** Goal **
Extract every record, keeping each one exactly as it is.

** Data excerpts **
## start
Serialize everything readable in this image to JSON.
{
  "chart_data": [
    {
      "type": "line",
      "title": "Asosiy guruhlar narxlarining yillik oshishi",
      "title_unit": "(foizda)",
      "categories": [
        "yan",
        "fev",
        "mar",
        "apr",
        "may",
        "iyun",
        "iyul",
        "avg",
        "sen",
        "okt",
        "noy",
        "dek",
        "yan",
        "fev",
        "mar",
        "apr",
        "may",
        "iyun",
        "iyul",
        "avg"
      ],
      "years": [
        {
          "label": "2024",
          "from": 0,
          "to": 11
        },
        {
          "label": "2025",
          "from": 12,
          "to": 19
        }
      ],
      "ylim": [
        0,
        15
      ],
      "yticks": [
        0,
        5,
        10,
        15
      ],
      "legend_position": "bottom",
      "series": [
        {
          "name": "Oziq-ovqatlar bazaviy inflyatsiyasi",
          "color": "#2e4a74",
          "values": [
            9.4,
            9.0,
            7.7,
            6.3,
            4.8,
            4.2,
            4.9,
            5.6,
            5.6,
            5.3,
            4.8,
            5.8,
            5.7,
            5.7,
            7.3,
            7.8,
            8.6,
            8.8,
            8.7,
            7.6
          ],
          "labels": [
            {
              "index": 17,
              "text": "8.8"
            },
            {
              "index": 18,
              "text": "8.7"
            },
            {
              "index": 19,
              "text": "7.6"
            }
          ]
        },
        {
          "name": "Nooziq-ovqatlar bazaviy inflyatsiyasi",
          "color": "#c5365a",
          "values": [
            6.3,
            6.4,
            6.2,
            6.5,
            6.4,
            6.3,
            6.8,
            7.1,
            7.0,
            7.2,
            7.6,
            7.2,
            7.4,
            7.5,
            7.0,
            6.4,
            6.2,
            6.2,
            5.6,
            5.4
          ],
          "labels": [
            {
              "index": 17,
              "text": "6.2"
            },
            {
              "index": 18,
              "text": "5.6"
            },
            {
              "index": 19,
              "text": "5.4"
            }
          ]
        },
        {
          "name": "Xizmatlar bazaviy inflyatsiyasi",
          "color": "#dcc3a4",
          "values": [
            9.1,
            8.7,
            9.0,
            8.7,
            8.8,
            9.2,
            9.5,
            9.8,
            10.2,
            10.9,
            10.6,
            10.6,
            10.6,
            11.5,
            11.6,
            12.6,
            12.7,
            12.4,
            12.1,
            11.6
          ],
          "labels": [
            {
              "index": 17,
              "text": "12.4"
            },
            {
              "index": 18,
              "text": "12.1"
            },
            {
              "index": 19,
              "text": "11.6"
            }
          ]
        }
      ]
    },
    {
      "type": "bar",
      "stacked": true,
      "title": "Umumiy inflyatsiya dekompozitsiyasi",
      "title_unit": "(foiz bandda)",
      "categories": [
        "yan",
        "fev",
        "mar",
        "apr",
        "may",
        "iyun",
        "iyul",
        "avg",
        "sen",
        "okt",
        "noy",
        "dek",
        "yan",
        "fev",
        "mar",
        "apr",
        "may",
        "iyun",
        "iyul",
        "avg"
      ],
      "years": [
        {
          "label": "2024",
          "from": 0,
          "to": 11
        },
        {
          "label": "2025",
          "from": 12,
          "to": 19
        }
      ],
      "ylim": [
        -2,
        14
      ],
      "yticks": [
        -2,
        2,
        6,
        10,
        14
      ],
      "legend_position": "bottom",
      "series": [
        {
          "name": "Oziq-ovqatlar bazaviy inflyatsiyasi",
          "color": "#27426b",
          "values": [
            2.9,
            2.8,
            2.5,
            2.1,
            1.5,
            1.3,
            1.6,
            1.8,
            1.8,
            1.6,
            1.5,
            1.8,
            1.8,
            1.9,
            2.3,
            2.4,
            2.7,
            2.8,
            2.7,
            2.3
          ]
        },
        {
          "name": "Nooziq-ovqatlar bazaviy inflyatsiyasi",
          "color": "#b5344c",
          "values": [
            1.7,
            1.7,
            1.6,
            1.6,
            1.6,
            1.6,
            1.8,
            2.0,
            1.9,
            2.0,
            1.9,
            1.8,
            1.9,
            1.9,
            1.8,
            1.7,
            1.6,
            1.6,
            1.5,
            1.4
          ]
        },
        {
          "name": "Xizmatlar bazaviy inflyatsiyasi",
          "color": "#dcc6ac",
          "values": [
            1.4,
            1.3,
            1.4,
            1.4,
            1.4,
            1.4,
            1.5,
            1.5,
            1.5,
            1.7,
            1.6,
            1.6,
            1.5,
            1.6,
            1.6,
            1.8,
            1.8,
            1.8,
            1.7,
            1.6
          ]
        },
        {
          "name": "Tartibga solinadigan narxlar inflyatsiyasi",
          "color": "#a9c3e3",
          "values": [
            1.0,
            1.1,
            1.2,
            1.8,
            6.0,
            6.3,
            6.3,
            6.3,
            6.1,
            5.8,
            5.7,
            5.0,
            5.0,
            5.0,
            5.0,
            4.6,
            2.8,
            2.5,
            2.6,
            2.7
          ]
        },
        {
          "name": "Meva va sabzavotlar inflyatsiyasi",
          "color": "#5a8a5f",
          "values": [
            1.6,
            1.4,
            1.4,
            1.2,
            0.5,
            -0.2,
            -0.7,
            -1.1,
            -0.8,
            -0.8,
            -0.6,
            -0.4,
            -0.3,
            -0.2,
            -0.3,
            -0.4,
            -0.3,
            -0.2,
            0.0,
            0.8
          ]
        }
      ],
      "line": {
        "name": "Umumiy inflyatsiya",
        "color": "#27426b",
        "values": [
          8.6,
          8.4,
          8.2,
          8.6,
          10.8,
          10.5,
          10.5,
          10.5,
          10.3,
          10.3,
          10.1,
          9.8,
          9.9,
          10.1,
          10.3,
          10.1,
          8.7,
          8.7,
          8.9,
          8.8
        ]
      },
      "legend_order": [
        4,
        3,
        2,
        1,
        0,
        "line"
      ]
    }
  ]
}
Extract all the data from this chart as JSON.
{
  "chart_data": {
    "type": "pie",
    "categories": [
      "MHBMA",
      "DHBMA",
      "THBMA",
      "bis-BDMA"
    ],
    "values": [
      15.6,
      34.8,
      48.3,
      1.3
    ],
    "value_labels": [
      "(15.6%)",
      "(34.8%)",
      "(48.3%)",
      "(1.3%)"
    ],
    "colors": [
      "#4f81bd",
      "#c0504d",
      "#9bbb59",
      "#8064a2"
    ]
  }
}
## end
** Written response **
Serialize everything readable in this image to JSON.
{
  "chart_data": [
    {
      "type": "line",
      "title": "Asosiy guruhlar narxlarining yillik oshishi",
      "title_unit": "(foizda)",
      "categories": [
        "yan",
        "fev",
        "mar",
        "apr",
        "may",
        "iyun",
        "iyul",
        "avg",
        "sen",
        "okt",
        "noy",
        "dek",
        "yan",
        "fev",
        "mar",
        "apr",
        "may",
        "iyun",
        "iyul",
        "avg"
      ],
      "years": [
        {
          "label": "2024",
          "from": 0,
          "to": 11
        },
        {
          "label": "2025",
          "from": 12,
          "to": 19
        }
      ],
      "ylim": [
        0,
        15
      ],
      "yticks": [
        0,
        5,
        10,
        15
      ],
      "legend_position": "bottom",
      "series": [
        {
          "name": "Oziq-ovqatlar bazaviy inflyatsiyasi",
          "color": "#2e4a74",
          "values": [
            9.4,
            9.0,
            7.7,
            6.3,
            4.8,
            4.2,
            4.9,
            5.6,
            5.6,
            5.3,
            4.8,
            5.8,
            5.7,
            5.7,
            7.3,
            7.8,
            8.6,
            8.8,
            8.7,
            7.6
          ],
          "labels": [
            {
              "index": 17,
              "text": "8.8"
            },
            {
              "index": 18,
              "text": "8.7"
            },
            {
              "index": 19,
              "text": "7.6"
            }
          ]
        },
        {
          "name": "Nooziq-ovqatlar bazaviy inflyatsiyasi",
          "color": "#c5365a",
          "values": [
            6.3,
            6.4,
            6.2,
            6.5,
            6.4,
            6.3,
            6.8,
            7.1,
            7.0,
            7.2,
            7.6,
            7.2,
            7.4,
            7.5,
            7.0,
            6.4,
            6.2,
            6.2,
            5.6,
            5.4
          ],
          "labels": [
            {
              "index": 17,
              "text": "6.2"
            },
            {
              "index": 18,
              "text": "5.6"
            },
            {
              "index": 19,
              "text": "5.4"
            }
          ]
        },
        {
          "name": "Xizmatlar bazaviy inflyatsiyasi",
          "color": "#dcc3a4",
          "values": [
            9.1,
            8.7,
            9.0,
            8.7,
            8.8,
            9.2,
            9.5,
            9.8,
            10.2,
            10.9,
            10.6,
            10.6,
            10.6,
            11.5,
            11.6,
            12.6,
            12.7,
            12.4,
            12.1,
            11.6
          ],
          "labels": [
            {
              "index": 17,
              "text": "12.4"
            },
            {
              "index": 18,
              "text": "12.1"
            },
            {
              "index": 19,
              "text": "11.6"
            }
          ]
        }
      ]
    },
    {
      "type": "bar",
      "stacked": true,
      "title": "Umumiy inflyatsiya dekompozitsiyasi",
      "title_unit": "(foiz bandda)",
      "categories": [
        "yan",
        "fev",
        "mar",
        "apr",
        "may",
        "iyun",
        "iyul",
        "avg",
        "sen",
        "okt",
        "noy",
        "dek",
        "yan",
        "fev",
        "mar",
        "apr",
        "may",
        "iyun",
        "iyul",
        "avg"
      ],
      "years": [
        {
          "label": "2024",
          "from": 0,
          "to": 11
        },
        {
          "label": "2025",
          "from": 12,
          "to": 19
        }
      ],
      "ylim": [
        -2,
        14
      ],
      "yticks": [
        -2,
        2,
        6,
        10,
        14
      ],
      "legend_position": "bottom",
      "series": [
        {
          "name": "Oziq-ovqatlar bazaviy inflyatsiyasi",
          "color": "#27426b",
          "values": [
            2.9,
            2.8,
            2.5,
            2.1,
            1.5,
            1.3,
            1.6,
            1.8,
            1.8,
            1.6,
            1.5,
            1.8,
            1.8,
            1.9,
            2.3,
            2.4,
            2.7,
            2.8,
            2.7,
            2.3
          ]
        },
        {
          "name": "Nooziq-ovqatlar bazaviy inflyatsiyasi",
          "color": "#b5344c",
          "values": [
            1.7,
            1.7,
            1.6,
            1.6,
            1.6,
            1.6,
            1.8,
            2.0,
            1.9,
            2.0,
            1.9,
            1.8,
            1.9,
            1.9,
            1.8,
            1.7,
            1.6,
            1.6,
            1.5,
            1.4
          ]
        },
        {
          "name": "Xizmatlar bazaviy inflyatsiyasi",
          "color": "#dcc6ac",
          "values": [
            1.4,
            1.3,
            1.4,
            1.4,
            1.4,
            1.4,
            1.5,
            1.5,
            1.5,
            1.7,
            1.6,
            1.6,
            1.5,
            1.6,
            1.6,
            1.8,
            1.8,
            1.8,
            1.7,
            1.6
          ]
        },
        {
          "name": "Tartibga solinadigan narxlar inflyatsiyasi",
          "color": "#a9c3e3",
          "values": [
            1.0,
            1.1,
            1.2,
            1.8,
            6.0,
            6.3,
            6.3,
            6.3,
            6.1,
            5.8,
            5.7,
            5.0,
            5.0,
            5.0,
            5.0,
            4.6,
            2.8,
            2.5,
            2.6,
            2.7
          ]
        },
        {
          "name": "Meva va sabzavotlar inflyatsiyasi",
          "color": "#5a8a5f",
          "values": [
            1.6,
            1.4,
            1.4,
            1.2,
            0.5,
            -0.2,
            -0.7,
            -1.1,
            -0.8,
            -0.8,
            -0.6,
            -0.4,
            -0.3,
            -0.2,
            -0.3,
            -0.4,
            -0.3,
            -0.2,
            0.0,
            0.8
          ]
        }
      ],
      "line": {
        "name": "Umumiy inflyatsiya",
        "color": "#27426b",
        "values": [
          8.6,
          8.4,
          8.2,
          8.6,
          10.8,
          10.5,
          10.5,
          10.5,
          10.3,
          10.3,
          10.1,
          9.8,
          9.9,
          10.1,
          10.3,
          10.1,
          8.7,
          8.7,
          8.9,
          8.8
        ]
      },
      "legend_order": [
        4,
        3,
        2,
        1,
        0,
        "line"
      ]
    }
  ]
}
Extract all the data from this chart as JSON.
{
  "chart_data": {
    "type": "pie",
    "categories": [
      "MHBMA",
      "DHBMA",
      "THBMA",
      "bis-BDMA"
    ],
    "values": [
      15.6,
      34.8,
      48.3,
      1.3
    ],
    "value_labels": [
      "(15.6%)",
      "(34.8%)",
      "(48.3%)",
      "(1.3%)"
    ],
    "colors": [
      "#4f81bd",
      "#c0504d",
      "#9bbb59",
      "#8064a2"
    ]
  }
}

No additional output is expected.